--- Aim of the exercise ---
Every line containing the word "back" needs to be found and copied.

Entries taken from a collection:
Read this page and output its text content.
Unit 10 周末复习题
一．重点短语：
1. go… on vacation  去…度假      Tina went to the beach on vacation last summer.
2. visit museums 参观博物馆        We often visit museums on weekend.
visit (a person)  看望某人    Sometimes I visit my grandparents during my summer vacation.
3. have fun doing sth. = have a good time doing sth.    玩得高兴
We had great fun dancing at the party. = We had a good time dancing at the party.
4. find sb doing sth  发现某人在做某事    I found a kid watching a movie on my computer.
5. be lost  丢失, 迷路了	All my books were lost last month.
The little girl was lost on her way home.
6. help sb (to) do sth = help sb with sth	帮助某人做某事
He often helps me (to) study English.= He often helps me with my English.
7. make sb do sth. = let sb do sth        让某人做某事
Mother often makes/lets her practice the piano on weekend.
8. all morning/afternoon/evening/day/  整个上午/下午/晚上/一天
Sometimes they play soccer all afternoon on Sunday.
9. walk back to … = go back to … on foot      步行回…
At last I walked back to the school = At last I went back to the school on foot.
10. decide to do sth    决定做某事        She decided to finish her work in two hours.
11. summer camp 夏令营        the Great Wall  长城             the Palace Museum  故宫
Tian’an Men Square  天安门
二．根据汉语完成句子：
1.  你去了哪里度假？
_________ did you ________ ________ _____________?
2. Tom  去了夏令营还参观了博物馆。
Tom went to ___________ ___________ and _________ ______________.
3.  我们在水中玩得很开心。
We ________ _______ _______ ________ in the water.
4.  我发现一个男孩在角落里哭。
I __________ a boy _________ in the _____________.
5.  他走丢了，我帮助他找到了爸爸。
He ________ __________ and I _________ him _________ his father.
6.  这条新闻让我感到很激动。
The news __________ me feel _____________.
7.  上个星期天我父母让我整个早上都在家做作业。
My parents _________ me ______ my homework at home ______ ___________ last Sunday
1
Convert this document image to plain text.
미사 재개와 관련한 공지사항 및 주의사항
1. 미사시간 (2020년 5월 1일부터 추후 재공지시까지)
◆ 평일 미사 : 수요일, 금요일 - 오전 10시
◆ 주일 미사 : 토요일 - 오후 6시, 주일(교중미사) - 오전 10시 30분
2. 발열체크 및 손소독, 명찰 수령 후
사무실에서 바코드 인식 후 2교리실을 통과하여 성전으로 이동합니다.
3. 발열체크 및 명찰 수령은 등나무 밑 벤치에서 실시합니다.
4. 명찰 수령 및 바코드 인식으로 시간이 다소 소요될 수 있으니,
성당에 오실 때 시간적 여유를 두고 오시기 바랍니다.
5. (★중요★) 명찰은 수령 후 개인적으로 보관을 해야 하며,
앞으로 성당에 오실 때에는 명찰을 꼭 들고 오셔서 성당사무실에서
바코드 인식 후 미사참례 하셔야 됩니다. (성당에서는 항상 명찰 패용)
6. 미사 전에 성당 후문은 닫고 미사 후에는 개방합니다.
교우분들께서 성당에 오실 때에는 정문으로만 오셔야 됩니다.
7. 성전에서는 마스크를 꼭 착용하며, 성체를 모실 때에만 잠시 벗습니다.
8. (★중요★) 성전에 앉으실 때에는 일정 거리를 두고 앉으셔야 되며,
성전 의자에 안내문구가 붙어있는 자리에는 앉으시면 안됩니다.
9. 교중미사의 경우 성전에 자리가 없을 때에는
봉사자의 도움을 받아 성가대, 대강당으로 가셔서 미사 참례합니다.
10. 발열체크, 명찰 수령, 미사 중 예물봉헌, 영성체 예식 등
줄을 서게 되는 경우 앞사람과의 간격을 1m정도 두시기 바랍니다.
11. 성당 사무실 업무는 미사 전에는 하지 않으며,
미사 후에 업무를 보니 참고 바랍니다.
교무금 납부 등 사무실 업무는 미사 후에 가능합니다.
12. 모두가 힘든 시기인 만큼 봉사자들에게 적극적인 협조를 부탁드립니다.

--- Solved exercise ---
9. walk back to … = go back to … on foot      步行回…
At last I walked back to the school = At last I went back to the school on foot.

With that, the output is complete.